### Data in this exercise
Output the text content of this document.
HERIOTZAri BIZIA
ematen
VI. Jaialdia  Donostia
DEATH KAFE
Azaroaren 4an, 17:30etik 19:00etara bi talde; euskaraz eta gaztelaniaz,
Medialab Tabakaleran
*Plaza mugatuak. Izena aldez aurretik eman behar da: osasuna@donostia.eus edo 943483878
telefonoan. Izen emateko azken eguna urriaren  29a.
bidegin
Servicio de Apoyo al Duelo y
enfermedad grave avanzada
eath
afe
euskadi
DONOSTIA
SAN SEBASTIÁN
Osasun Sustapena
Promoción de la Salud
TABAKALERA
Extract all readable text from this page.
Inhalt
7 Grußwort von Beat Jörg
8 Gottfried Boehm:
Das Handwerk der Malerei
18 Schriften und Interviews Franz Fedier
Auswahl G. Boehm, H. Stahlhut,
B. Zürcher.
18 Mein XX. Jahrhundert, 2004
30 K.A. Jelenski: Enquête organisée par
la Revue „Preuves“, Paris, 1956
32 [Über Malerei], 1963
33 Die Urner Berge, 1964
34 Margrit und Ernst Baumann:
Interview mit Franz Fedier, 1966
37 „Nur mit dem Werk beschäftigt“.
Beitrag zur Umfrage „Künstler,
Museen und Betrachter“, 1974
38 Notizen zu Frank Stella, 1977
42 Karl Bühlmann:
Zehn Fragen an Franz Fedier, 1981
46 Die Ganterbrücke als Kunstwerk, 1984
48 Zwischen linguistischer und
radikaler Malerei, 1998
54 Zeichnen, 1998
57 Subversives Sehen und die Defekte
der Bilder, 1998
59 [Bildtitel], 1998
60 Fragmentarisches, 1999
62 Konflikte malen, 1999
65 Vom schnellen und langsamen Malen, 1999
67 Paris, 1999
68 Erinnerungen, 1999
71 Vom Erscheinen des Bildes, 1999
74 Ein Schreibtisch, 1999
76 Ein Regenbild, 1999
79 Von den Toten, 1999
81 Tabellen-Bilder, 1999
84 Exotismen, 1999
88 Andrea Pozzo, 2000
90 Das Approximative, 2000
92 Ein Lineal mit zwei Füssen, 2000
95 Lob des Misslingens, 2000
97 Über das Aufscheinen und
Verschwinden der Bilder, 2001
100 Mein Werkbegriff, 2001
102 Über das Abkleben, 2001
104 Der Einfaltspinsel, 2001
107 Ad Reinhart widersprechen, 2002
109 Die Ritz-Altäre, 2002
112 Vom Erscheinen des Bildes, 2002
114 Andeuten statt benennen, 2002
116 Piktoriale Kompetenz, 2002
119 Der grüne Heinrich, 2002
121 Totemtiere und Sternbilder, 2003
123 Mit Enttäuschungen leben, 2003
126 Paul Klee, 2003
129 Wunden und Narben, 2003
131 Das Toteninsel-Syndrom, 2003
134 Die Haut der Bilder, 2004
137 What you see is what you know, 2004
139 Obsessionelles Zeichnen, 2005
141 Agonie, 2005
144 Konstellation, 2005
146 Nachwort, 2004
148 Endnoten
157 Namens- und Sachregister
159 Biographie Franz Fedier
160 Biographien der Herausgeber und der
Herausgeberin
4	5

### Prompt
Scan the material and collect every line that contains "Bildes".

### Answer to the exercise
71 Vom Erscheinen des Bildes, 1999
112 Vom Erscheinen des Bildes, 2002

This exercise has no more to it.